TASK DETAILS: Copy each record exactly as it reads, leaving out any pictures it holds.

RECORD SET:
## start

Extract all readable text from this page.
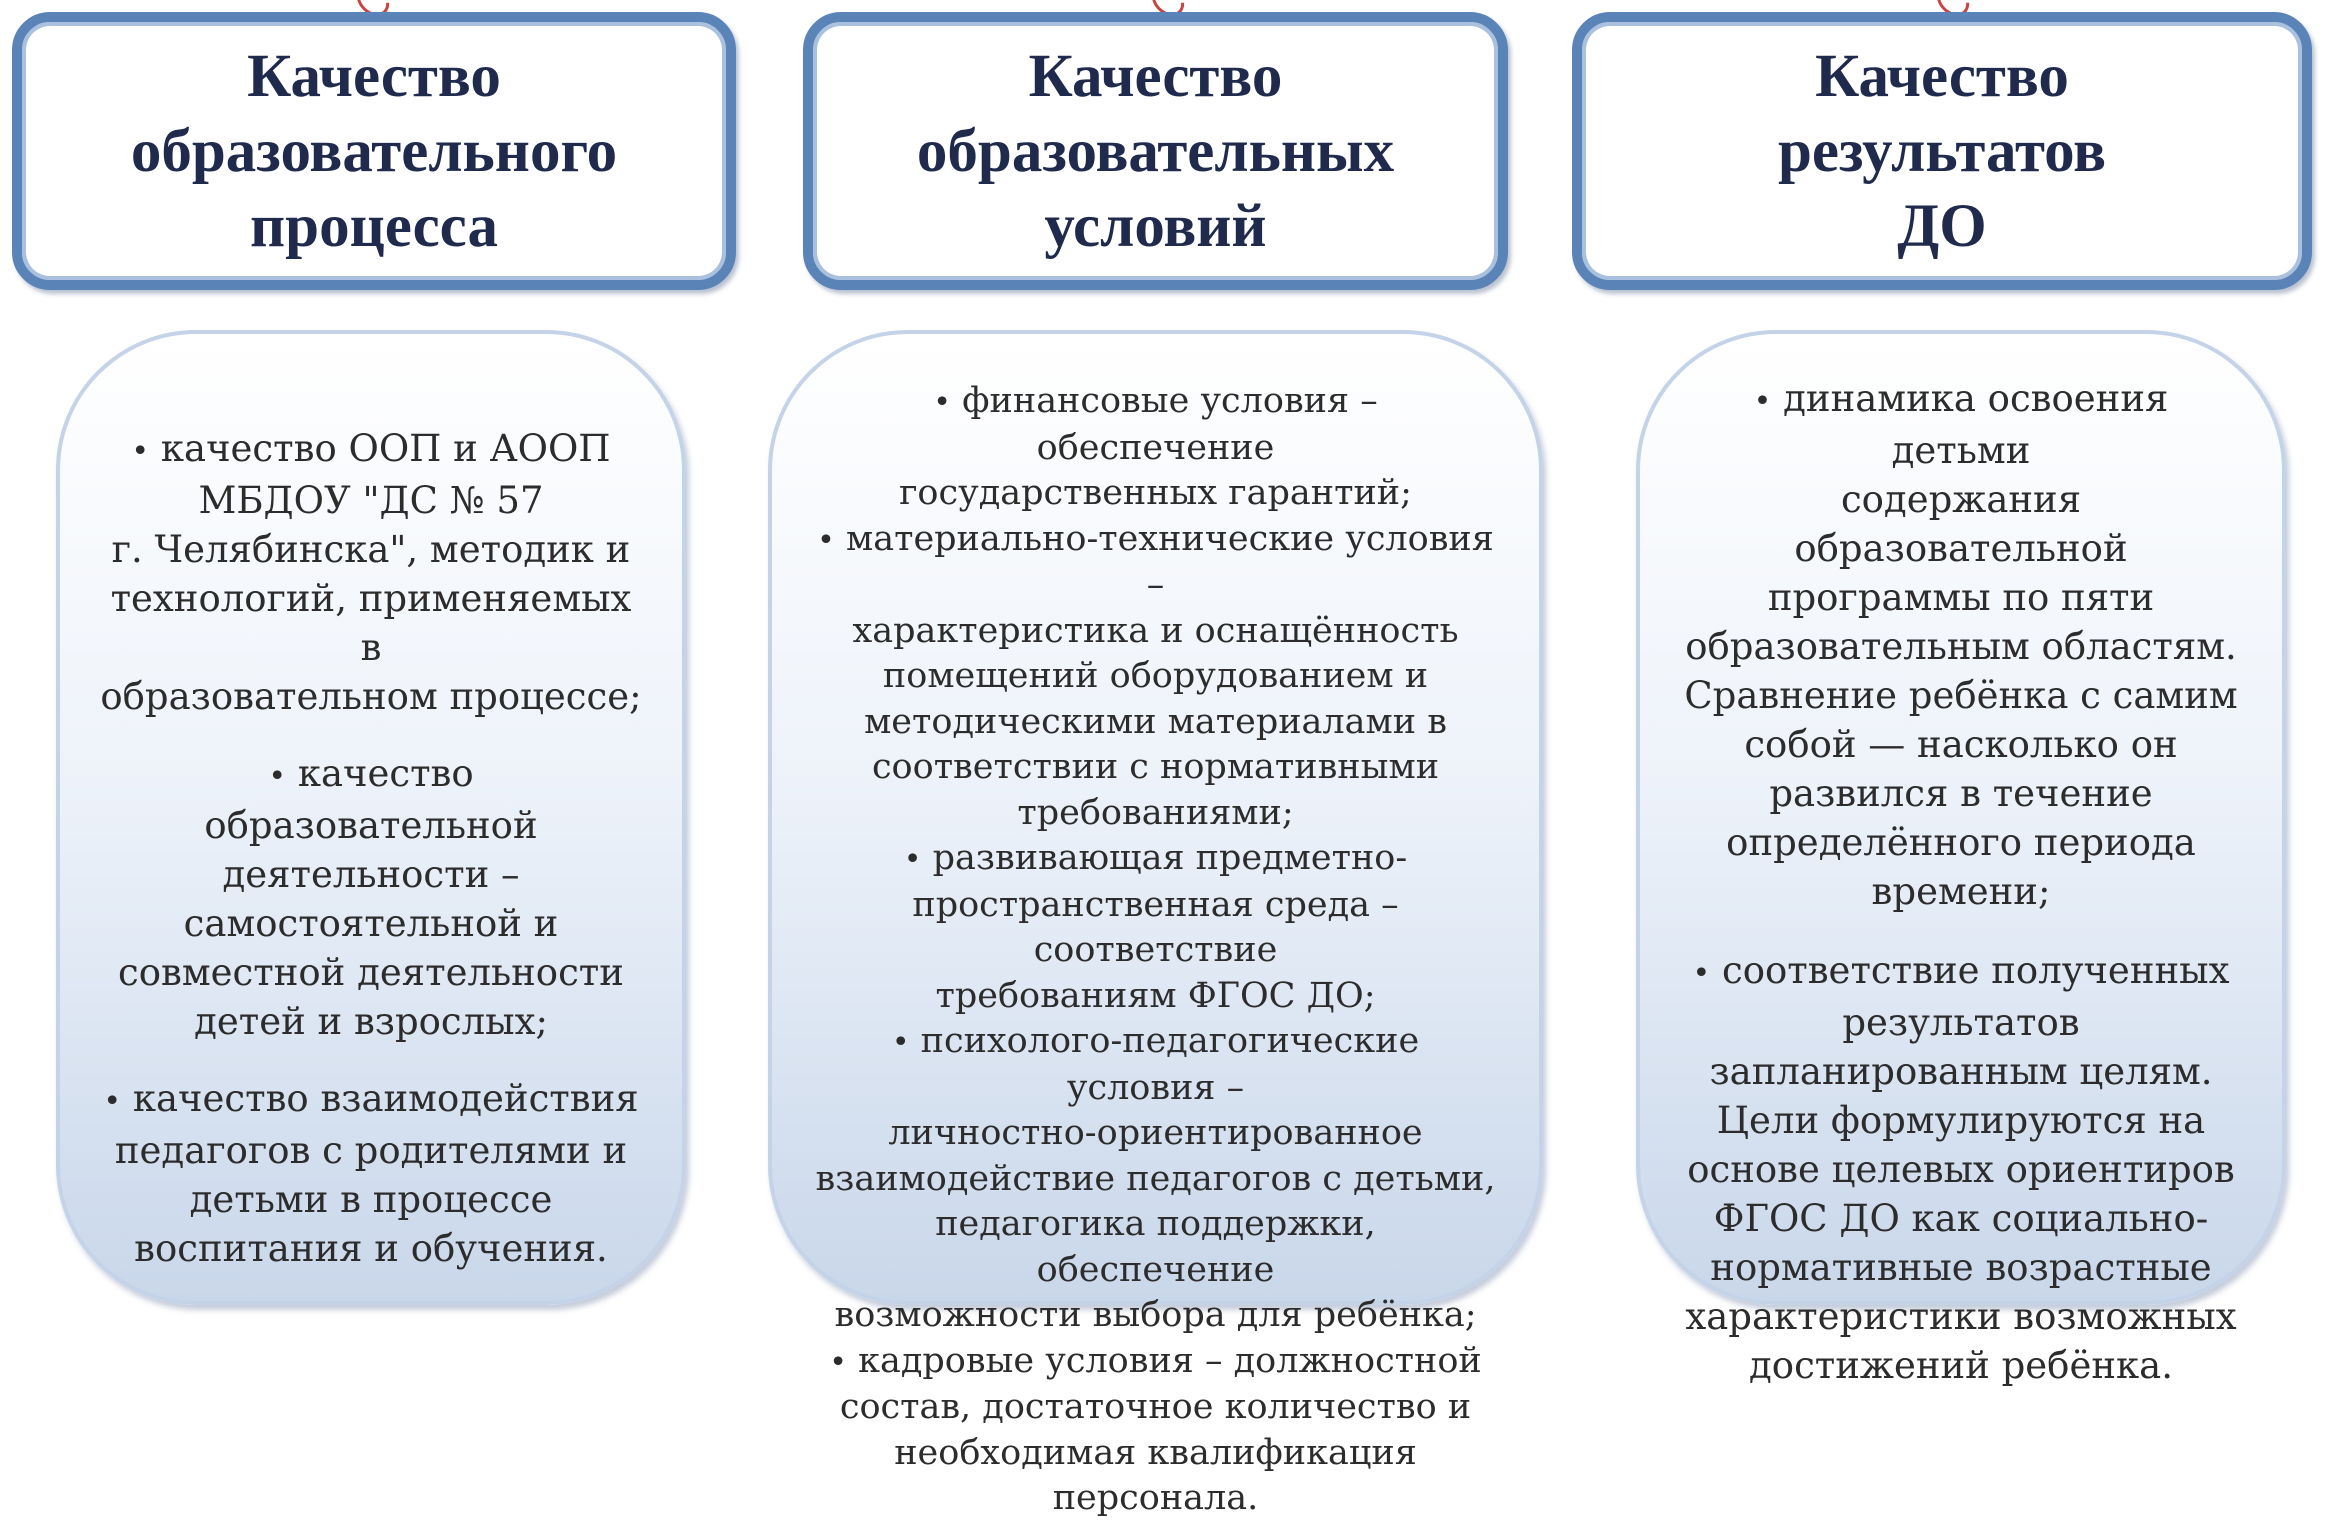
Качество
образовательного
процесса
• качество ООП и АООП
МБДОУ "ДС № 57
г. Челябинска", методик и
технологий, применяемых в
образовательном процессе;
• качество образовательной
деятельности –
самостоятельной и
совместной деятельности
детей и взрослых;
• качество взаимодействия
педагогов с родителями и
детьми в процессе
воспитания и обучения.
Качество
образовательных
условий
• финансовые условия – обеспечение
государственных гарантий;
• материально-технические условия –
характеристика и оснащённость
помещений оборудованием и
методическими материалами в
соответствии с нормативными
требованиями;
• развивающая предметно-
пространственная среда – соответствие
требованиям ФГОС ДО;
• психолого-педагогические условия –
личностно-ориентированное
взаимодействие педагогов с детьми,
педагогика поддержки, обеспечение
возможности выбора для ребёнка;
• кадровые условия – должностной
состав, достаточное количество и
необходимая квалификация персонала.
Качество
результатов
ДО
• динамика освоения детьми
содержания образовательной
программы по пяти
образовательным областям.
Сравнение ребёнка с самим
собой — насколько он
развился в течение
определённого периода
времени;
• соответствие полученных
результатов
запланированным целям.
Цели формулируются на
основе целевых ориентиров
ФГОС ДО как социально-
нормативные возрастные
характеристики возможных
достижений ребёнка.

## end

TASK RESPONSE:
Extract all readable text from this page.
Качество
образовательного
процесса
• качество ООП и АООП
МБДОУ "ДС № 57
г. Челябинска", методик и
технологий, применяемых в
образовательном процессе;
• качество образовательной
деятельности –
самостоятельной и
совместной деятельности
детей и взрослых;
• качество взаимодействия
педагогов с родителями и
детьми в процессе
воспитания и обучения.
Качество
образовательных
условий
• финансовые условия – обеспечение
государственных гарантий;
• материально-технические условия –
характеристика и оснащённость
помещений оборудованием и
методическими материалами в
соответствии с нормативными
требованиями;
• развивающая предметно-
пространственная среда – соответствие
требованиям ФГОС ДО;
• психолого-педагогические условия –
личностно-ориентированное
взаимодействие педагогов с детьми,
педагогика поддержки, обеспечение
возможности выбора для ребёнка;
• кадровые условия – должностной
состав, достаточное количество и
необходимая квалификация персонала.
Качество
результатов
ДО
• динамика освоения детьми
содержания образовательной
программы по пяти
образовательным областям.
Сравнение ребёнка с самим
собой — насколько он
развился в течение
определённого периода
времени;
• соответствие полученных
результатов
запланированным целям.
Цели формулируются на
основе целевых ориентиров
ФГОС ДО как социально-
нормативные возрастные
характеристики возможных
достижений ребёнка.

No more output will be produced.